• [PROMPT] Quote the text on Joe Biden's possible 2016 run verbatim, between "That's what the" and "beyond political expedience.", inclusive.

• [DOCUMENT EXCERPT]
'''
If he runs for president, it will be because he really wants to run — not because his dying son urged him to run, as New York Times columnist Maureen Dowd reported last weekend.

And if Biden does get into the 2016 race, it will be because the vice president — a survivor of enormous personal tragedy and political setback — is better placed than anyone to separate the weak from the strong.

He knows that Hillary Clinton is vulnerable, and not just because of the separate e-mail account she set up as secretary of state. She's afraid to do what Donald Trump is doing: telling people where he stands and finding out who stands there with him.

In this August of Democrats' discontent, Clinton is also vulnerable on core issues that matter to primary voters. If Bernie Sanders, a 73-year-old socialist, can draw huge, adoring crowds with his talk of income inequality, imagine what a better-known political veteran could do?

That's what the 72-year-old Biden must be thinking.

When Sanders collapses, as he inevitably will, who better than Biden to pick up the populist flag and wave it for the little guy? Biden has been doing that since his first presidential foray, way back in 1988. Today, he's tough, tested, and loyal to President Obama, who chose him as his running mate in 2008 to bring experience to the ticket. Obama stuck with his vice president through some embarrassing gaffes. In return, Biden has had Obama's back. The two project a fondness and respect for one another that goes well beyond political expedience.

And who is more human in his triumphs and defeats than Biden? Who is a better antidote to the guarded Clinton and the safe campaign she is trying to run, with its last-century search for the political center? Today that seems so contrived.

The press loves Biden and all his passion and excesses; it will never feel the same about Clinton, no matter how much she talks about being a grandmother.

Put all that in a package for 2016 and you have the cold political calculation that Biden is wrapping up in a warm personal story of love, death, inspiration and mission.

There's no doubt that Biden dearly loved his son, Beau, who died of brain cancer in May at age 46. The death was tragic on many levels, since Beau and his brother, Hunter, were the survivors of a car crash that killed Biden's first wife and daughter in 1972. When Biden was sworn in as a U.S. senator in 1973, he took his oath of office by Beau's bedside.
'''
Extracted records
'''
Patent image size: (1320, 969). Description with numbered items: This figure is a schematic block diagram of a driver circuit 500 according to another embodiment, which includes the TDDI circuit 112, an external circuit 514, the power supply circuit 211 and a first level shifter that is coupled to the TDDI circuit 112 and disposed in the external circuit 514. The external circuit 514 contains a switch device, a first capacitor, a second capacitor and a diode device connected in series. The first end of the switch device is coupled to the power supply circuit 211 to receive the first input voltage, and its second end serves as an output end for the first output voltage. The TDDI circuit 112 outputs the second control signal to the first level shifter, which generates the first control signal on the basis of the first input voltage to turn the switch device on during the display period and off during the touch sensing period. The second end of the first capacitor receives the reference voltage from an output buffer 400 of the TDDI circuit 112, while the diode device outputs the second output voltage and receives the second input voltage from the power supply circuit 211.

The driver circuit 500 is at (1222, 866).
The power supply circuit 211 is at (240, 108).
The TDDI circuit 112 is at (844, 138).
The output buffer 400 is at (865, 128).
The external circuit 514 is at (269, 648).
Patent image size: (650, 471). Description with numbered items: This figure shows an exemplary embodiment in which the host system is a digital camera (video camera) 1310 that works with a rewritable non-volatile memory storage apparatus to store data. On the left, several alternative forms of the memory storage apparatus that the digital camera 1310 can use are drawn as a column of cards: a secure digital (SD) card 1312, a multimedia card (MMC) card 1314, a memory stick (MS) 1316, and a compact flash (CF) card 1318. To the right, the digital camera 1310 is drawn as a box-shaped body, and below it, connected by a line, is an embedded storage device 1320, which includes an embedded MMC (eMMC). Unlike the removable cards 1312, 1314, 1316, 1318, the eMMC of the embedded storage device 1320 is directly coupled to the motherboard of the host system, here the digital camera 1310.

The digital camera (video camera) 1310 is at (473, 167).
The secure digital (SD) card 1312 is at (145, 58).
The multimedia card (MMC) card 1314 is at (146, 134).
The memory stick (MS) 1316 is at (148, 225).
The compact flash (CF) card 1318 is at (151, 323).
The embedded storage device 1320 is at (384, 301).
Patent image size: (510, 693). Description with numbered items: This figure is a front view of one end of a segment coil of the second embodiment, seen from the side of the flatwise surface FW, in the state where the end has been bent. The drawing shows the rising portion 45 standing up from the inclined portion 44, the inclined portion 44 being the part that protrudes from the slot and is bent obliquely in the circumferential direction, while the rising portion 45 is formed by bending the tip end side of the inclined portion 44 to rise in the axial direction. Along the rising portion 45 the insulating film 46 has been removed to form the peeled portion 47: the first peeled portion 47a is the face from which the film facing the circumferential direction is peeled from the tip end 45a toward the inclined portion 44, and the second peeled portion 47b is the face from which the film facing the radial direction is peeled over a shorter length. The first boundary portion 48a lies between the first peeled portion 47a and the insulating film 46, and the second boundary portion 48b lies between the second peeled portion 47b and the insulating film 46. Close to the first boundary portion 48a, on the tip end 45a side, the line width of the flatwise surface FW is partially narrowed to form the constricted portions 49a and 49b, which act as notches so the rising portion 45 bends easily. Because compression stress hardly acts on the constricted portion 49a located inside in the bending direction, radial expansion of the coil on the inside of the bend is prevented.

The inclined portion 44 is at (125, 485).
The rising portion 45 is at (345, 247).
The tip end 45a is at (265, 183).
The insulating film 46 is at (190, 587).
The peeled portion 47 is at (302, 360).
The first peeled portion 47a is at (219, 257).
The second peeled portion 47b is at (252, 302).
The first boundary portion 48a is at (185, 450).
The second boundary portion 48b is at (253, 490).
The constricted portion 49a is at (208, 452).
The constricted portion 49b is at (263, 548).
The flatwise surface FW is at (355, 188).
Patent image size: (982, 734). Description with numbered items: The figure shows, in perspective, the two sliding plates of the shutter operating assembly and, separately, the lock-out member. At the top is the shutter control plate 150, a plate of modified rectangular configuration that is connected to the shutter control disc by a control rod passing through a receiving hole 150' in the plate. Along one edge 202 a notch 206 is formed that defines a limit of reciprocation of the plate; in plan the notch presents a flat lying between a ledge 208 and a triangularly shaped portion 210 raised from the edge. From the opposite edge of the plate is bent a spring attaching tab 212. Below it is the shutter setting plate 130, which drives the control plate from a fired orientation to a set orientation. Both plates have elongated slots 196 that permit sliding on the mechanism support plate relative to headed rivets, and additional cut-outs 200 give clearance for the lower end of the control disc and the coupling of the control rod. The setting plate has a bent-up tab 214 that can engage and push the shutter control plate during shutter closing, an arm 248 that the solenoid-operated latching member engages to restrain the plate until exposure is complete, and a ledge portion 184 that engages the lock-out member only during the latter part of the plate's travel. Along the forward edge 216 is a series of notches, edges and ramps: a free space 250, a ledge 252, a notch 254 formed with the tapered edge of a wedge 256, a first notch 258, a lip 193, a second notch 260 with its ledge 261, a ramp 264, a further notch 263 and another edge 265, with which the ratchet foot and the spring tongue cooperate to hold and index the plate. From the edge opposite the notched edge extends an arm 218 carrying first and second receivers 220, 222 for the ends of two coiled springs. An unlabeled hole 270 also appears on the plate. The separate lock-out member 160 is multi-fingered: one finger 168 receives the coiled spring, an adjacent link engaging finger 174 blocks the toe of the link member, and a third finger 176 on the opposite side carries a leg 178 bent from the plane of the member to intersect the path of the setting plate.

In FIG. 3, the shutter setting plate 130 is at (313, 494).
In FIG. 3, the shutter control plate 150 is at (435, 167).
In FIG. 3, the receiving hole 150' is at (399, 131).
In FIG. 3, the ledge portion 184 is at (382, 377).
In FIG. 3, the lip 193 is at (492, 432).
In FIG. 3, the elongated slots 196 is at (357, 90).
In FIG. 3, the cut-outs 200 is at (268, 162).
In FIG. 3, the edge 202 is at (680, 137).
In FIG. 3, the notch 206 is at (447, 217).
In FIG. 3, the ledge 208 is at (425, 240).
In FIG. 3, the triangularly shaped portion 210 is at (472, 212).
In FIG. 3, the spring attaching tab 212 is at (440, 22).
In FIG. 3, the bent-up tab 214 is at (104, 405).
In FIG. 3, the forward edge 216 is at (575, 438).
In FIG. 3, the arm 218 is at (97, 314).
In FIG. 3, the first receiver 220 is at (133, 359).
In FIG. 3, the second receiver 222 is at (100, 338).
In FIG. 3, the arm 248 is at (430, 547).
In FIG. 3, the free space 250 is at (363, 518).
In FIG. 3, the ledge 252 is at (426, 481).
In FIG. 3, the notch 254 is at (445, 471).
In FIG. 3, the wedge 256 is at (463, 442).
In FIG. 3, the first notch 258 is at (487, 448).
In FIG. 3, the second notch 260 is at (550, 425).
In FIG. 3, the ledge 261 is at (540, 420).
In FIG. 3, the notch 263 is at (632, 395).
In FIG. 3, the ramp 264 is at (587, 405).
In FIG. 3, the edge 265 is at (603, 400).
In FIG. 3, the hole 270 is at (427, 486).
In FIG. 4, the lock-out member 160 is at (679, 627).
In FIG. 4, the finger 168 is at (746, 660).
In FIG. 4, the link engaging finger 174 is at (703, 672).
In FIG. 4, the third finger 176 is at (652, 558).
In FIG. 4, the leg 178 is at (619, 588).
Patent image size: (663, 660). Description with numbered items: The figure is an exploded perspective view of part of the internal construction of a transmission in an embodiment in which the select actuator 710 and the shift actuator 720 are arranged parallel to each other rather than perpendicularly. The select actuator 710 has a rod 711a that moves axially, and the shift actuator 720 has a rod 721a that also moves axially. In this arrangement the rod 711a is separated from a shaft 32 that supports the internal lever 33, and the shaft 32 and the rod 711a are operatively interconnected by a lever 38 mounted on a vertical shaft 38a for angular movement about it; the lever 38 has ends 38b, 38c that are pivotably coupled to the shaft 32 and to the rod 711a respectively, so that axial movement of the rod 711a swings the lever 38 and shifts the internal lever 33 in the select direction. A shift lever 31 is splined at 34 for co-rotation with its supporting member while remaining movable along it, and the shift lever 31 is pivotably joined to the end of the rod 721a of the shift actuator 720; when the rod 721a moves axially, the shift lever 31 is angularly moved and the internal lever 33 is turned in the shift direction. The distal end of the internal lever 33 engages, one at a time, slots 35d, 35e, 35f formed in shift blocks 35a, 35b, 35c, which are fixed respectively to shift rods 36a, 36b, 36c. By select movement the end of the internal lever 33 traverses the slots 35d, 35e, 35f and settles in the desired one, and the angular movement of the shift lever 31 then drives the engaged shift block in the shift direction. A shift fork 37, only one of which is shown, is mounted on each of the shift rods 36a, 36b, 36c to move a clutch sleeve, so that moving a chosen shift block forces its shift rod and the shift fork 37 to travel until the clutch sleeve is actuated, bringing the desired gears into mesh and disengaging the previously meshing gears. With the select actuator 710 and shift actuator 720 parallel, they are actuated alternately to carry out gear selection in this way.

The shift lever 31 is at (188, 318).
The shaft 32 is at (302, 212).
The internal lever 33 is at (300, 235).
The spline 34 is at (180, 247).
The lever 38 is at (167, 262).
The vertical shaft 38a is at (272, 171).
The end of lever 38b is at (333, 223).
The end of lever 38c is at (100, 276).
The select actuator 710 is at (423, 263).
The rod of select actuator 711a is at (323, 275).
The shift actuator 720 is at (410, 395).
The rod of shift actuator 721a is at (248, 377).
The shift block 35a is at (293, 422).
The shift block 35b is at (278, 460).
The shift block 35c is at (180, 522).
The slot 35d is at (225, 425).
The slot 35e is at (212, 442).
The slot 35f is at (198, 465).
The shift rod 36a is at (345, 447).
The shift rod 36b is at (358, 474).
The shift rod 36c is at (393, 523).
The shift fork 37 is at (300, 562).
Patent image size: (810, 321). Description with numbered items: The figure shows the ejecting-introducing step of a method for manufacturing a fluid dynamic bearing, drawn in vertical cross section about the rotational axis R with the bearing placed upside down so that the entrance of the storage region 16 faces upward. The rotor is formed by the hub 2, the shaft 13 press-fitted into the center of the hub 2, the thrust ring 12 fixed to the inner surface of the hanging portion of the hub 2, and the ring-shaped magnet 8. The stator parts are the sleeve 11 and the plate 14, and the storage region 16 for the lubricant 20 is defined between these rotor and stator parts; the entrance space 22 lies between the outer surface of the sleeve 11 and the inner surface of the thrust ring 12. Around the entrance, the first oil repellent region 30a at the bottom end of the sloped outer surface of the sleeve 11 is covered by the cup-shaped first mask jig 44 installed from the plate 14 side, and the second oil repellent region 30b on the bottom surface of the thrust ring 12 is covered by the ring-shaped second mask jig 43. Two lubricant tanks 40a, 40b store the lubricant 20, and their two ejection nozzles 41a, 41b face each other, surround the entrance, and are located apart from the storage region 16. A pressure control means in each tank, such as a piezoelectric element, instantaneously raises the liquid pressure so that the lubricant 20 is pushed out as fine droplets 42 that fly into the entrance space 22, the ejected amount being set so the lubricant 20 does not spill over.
'''
• [RESPONSE BELOW]
That's what the 72-year-old Biden must be thinking.

When Sanders collapses, as he inevitably will, who better than Biden to pick up the populist flag and wave it for the little guy? Biden has been doing that since his first presidential foray, way back in 1988. Today, he's tough, tested, and loyal to President Obama, who chose him as his running mate in 2008 to bring experience to the ticket. Obama stuck with his vice president through some embarrassing gaffes. In return, Biden has had Obama's back. The two project a fondness and respect for one another that goes well beyond political expedience.